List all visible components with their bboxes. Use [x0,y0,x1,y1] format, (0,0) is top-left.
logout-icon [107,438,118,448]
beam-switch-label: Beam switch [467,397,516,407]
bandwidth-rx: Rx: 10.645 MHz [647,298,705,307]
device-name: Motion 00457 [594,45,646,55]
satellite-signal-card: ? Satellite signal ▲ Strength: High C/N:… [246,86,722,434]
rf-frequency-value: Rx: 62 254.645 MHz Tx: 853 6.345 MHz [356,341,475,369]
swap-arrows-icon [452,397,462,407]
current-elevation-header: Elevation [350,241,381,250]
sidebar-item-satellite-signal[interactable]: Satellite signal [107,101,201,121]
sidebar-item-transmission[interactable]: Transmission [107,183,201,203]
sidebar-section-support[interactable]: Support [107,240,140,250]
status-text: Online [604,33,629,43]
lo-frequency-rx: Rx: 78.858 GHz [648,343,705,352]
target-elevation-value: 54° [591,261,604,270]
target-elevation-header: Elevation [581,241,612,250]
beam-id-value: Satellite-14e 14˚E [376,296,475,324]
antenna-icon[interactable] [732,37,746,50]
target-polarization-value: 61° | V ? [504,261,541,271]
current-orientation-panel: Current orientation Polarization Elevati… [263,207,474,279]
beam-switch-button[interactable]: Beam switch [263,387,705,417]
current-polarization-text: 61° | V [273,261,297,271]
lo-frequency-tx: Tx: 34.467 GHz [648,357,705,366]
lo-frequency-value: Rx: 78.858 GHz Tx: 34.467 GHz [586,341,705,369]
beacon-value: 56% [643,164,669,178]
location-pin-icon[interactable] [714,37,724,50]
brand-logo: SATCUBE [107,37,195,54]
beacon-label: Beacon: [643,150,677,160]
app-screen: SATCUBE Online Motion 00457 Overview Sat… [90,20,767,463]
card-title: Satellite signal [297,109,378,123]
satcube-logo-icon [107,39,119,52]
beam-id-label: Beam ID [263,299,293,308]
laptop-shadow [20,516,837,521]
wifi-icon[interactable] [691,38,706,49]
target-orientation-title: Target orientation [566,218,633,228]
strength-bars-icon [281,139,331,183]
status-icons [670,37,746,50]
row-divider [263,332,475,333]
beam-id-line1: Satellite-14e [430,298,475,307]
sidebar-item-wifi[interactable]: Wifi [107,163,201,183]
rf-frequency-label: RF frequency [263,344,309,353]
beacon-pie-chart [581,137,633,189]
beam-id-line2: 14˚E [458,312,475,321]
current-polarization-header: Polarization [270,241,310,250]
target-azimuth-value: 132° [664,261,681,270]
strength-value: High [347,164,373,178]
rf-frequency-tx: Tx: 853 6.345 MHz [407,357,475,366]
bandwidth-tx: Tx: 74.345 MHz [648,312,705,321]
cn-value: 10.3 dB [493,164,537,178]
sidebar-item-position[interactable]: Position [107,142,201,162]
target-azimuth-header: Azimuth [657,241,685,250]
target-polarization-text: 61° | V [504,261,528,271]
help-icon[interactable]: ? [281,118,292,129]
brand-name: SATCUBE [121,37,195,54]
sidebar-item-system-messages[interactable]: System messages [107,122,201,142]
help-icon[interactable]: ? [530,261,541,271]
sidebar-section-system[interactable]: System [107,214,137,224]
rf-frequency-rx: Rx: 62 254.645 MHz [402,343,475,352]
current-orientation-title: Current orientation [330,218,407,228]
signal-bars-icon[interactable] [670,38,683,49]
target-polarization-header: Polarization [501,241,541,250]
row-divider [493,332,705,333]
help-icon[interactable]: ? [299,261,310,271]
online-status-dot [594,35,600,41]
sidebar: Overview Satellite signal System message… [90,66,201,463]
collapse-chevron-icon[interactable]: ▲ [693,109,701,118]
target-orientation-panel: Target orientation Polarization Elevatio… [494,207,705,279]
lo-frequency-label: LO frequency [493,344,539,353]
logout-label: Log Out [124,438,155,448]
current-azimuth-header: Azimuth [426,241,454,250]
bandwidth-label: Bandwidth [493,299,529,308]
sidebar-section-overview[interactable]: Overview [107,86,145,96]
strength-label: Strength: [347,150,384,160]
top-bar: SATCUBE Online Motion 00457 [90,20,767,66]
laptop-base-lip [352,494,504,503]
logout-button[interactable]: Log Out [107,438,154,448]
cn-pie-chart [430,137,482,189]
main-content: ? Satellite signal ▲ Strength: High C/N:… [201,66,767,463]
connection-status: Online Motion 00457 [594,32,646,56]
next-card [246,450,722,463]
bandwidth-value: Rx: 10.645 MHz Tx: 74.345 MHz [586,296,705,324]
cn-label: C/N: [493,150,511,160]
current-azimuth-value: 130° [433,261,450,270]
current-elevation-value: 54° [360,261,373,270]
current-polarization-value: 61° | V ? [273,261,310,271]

_ _ _

BRIEF » Please format the records as a Markdown table with the columns "Row" and "Line", starting at the first line and ending at the line containing "sidebar-item-satellite-signal[interactable]: Satellite signal". Give each row a number, and leave out any blank lines.

RESPONSE TO THIS EXERCISE »
| Row | Line |
|---|---|
| 1 | List all visible components with their bboxes. Use [x0,y0,x1,y1] format, (0,0) is top-left. |
| 2 | logout-icon [107,438,118,448] |
| 3 | beam-switch-label: Beam switch [467,397,516,407] |
| 4 | bandwidth-rx: Rx: 10.645 MHz [647,298,705,307] |
| 5 | device-name: Motion 00457 [594,45,646,55] |
| 6 | satellite-signal-card: ? Satellite signal ▲ Strength: High C/N:… [246,86,722,434] |
| 7 | rf-frequency-value: Rx: 62 254.645 MHz Tx: 853 6.345 MHz [356,341,475,369] |
| 8 | swap-arrows-icon [452,397,462,407] |
| 9 | current-elevation-header: Elevation [350,241,381,250] |
| 10 | sidebar-item-satellite-signal[interactable]: Satellite signal [107,101,201,121] |